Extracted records
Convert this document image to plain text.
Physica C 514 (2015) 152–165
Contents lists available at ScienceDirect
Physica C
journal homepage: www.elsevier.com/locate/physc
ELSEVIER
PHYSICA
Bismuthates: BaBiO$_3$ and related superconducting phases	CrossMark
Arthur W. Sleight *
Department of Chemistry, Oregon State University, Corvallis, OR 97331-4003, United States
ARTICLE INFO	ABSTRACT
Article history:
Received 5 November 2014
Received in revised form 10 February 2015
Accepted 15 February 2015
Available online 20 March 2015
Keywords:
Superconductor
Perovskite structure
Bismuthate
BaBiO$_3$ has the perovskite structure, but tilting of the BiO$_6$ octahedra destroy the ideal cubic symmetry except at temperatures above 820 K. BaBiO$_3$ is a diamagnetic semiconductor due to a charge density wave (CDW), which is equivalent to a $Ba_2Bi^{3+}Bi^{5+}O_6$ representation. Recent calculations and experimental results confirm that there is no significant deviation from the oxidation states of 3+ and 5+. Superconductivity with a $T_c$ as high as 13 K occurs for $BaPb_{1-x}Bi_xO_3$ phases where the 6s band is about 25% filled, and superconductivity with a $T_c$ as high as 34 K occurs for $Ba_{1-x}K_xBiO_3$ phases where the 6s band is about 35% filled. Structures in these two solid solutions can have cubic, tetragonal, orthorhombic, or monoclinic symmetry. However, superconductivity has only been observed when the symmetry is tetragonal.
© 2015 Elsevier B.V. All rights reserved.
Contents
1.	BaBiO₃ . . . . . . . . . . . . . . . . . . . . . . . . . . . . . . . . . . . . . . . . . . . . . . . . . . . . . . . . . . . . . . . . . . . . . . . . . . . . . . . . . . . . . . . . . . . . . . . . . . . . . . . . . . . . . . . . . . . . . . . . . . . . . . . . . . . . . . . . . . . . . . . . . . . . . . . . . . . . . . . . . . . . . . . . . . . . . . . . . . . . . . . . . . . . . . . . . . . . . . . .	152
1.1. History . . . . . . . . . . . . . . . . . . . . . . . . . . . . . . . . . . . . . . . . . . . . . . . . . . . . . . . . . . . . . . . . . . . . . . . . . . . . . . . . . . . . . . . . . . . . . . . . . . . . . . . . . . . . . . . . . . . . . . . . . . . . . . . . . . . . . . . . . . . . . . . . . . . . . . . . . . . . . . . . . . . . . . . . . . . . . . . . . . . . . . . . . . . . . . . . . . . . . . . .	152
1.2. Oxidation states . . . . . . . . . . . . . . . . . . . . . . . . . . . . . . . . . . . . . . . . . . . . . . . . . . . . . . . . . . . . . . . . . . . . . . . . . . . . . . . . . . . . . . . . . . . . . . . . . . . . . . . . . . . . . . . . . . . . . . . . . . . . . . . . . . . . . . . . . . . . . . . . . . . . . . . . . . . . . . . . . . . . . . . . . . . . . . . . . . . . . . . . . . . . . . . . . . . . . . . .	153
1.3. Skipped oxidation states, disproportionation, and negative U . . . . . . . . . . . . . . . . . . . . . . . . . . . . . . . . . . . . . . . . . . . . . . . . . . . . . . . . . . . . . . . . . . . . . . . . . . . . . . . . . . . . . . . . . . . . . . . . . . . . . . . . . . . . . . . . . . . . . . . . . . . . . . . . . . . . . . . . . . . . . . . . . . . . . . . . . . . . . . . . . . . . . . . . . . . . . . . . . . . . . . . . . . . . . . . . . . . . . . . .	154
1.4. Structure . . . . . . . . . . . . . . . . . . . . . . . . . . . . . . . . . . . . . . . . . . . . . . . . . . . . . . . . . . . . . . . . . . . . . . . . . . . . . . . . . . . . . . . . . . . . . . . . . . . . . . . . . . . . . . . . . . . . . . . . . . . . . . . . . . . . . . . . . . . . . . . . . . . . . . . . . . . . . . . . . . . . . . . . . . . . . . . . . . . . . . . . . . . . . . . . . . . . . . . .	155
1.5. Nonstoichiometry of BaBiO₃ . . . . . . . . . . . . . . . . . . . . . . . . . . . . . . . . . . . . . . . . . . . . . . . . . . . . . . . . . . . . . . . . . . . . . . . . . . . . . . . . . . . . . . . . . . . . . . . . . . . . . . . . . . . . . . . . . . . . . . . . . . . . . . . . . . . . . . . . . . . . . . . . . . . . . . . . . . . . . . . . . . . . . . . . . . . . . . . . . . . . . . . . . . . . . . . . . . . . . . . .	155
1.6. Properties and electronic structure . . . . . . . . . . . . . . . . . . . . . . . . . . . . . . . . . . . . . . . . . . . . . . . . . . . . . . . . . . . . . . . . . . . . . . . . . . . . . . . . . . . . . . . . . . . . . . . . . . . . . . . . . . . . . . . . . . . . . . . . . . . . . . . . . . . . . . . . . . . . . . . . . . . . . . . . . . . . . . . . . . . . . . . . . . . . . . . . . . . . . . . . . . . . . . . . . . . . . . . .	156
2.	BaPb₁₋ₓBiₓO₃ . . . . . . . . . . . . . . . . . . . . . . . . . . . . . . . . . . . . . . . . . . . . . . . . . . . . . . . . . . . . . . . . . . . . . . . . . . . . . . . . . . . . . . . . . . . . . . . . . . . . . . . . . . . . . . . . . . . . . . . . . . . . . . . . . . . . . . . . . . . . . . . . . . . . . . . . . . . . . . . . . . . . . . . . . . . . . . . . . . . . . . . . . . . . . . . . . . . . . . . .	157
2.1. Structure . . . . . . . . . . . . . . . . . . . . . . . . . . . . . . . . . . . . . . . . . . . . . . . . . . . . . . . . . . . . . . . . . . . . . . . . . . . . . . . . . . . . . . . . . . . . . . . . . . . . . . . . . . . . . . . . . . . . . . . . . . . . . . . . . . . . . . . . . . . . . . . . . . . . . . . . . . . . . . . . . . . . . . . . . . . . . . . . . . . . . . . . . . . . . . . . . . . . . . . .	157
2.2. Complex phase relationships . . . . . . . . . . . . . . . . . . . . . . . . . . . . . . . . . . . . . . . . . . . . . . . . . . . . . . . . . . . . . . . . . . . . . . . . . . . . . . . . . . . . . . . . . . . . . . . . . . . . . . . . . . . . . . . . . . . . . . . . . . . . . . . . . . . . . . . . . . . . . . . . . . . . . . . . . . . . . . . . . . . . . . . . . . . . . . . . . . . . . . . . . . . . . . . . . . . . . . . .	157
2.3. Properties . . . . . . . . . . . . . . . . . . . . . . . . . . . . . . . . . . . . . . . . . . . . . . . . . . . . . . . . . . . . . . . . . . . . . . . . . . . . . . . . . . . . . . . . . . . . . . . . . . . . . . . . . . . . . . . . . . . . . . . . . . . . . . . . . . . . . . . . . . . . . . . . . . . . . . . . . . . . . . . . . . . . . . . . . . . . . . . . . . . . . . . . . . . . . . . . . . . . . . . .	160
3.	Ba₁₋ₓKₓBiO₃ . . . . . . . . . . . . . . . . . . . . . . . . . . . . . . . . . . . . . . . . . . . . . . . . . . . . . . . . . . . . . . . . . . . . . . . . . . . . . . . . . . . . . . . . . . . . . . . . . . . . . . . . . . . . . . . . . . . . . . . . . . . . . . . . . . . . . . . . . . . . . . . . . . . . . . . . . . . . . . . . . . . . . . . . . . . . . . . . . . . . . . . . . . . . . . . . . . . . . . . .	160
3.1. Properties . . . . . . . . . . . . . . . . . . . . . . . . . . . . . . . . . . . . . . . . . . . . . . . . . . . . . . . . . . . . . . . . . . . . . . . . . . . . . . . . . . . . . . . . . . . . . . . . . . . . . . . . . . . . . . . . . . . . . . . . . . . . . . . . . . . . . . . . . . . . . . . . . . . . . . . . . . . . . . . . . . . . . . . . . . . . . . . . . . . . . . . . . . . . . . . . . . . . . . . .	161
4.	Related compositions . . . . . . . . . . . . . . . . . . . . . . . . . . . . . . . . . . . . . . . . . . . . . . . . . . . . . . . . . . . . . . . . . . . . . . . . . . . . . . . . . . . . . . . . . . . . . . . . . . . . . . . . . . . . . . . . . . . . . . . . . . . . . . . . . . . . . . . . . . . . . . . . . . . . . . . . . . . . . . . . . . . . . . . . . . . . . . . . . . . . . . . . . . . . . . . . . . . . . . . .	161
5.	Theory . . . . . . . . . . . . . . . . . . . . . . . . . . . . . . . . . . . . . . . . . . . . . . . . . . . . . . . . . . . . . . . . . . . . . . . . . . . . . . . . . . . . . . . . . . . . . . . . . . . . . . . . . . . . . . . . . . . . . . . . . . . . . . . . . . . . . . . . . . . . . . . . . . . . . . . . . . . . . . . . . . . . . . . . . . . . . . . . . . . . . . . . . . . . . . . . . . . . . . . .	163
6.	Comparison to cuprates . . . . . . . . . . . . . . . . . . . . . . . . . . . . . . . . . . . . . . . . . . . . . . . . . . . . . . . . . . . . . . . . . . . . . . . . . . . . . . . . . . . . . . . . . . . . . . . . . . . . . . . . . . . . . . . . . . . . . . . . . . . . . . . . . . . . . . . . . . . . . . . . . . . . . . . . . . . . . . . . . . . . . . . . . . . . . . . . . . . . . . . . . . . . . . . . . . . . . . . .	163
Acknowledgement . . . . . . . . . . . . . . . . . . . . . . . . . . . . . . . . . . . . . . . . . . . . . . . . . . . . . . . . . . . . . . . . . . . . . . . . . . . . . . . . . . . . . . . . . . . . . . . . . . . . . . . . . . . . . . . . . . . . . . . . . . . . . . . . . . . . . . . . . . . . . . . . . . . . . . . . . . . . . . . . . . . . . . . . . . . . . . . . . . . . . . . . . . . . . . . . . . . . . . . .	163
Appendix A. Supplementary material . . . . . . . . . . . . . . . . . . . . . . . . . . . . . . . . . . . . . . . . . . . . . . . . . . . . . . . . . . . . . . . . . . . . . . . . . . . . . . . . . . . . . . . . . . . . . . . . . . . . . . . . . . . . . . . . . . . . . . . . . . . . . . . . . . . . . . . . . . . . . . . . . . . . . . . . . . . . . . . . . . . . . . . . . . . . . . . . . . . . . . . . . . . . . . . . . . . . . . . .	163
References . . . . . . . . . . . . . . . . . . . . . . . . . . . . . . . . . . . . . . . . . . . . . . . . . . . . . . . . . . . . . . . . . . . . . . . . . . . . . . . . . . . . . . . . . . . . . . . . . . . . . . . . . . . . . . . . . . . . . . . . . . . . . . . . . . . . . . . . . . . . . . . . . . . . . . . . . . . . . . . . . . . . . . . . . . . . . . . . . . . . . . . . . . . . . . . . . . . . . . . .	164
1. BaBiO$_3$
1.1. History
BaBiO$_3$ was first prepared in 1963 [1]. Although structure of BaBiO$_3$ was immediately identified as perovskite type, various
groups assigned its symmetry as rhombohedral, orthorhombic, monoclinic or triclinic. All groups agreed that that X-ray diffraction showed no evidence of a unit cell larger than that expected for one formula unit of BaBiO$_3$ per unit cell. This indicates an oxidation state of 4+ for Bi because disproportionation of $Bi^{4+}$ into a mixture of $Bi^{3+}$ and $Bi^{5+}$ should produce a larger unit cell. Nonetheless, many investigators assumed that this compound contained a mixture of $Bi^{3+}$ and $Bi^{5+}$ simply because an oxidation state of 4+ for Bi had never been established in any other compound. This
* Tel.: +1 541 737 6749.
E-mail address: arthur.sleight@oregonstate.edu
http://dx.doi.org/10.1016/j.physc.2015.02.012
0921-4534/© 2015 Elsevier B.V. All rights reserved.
==
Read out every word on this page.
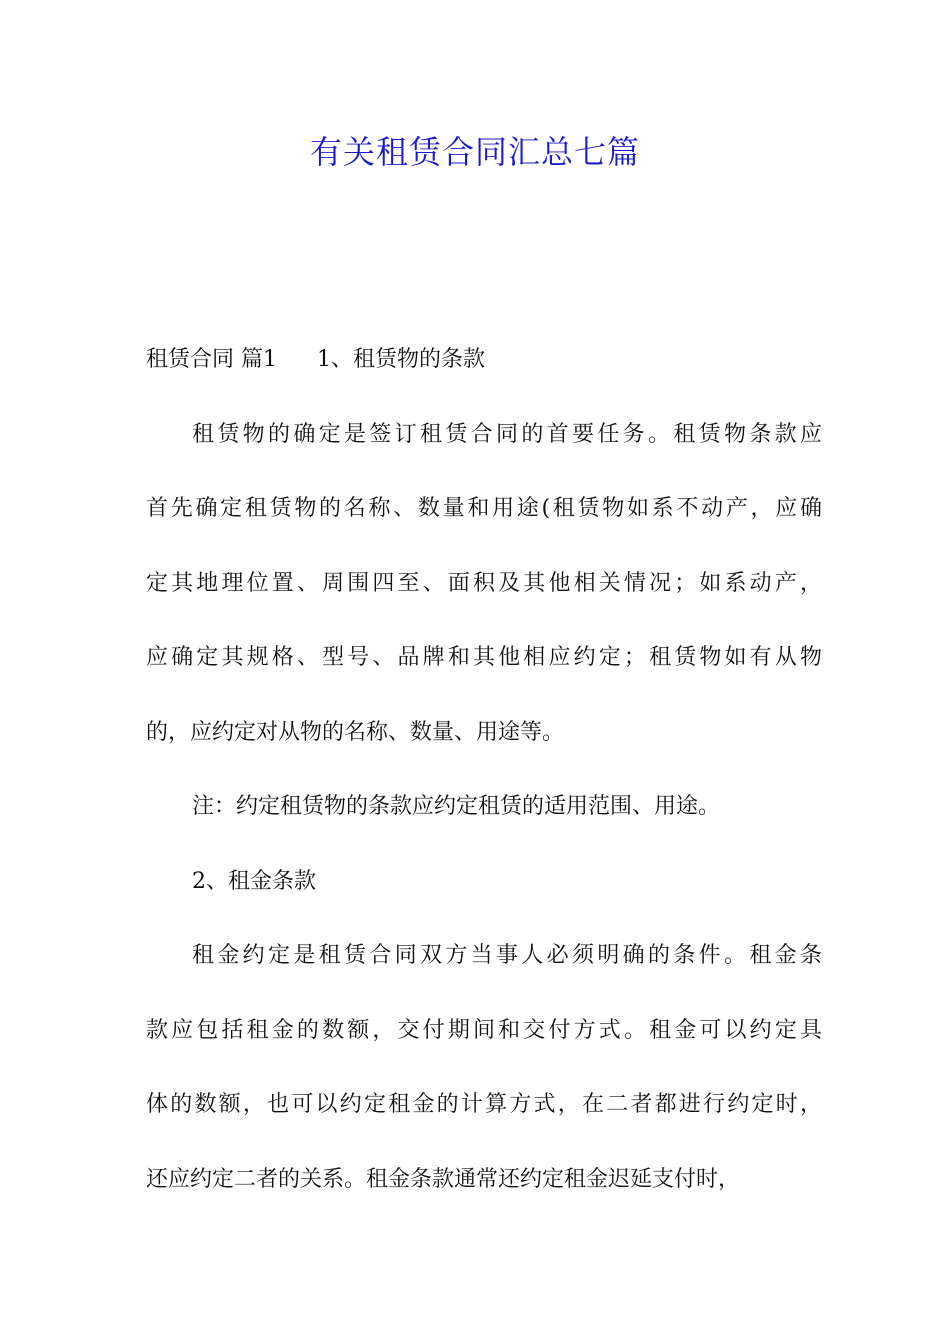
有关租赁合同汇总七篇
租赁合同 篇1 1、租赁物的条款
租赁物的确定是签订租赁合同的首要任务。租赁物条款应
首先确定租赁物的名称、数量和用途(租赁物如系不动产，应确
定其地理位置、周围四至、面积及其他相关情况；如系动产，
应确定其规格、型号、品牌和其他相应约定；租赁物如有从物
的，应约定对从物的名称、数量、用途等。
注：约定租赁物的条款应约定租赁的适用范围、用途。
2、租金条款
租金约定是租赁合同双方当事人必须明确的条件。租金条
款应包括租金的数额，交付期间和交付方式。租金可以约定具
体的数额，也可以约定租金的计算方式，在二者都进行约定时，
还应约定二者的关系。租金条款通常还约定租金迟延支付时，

→ Exercise aim
Pick out every line holding the string "reserved" and return it.

→ Answer to the problem
© 2015 Elsevier B.V. All rights reserved.
0921-4534/© 2015 Elsevier B.V. All rights reserved.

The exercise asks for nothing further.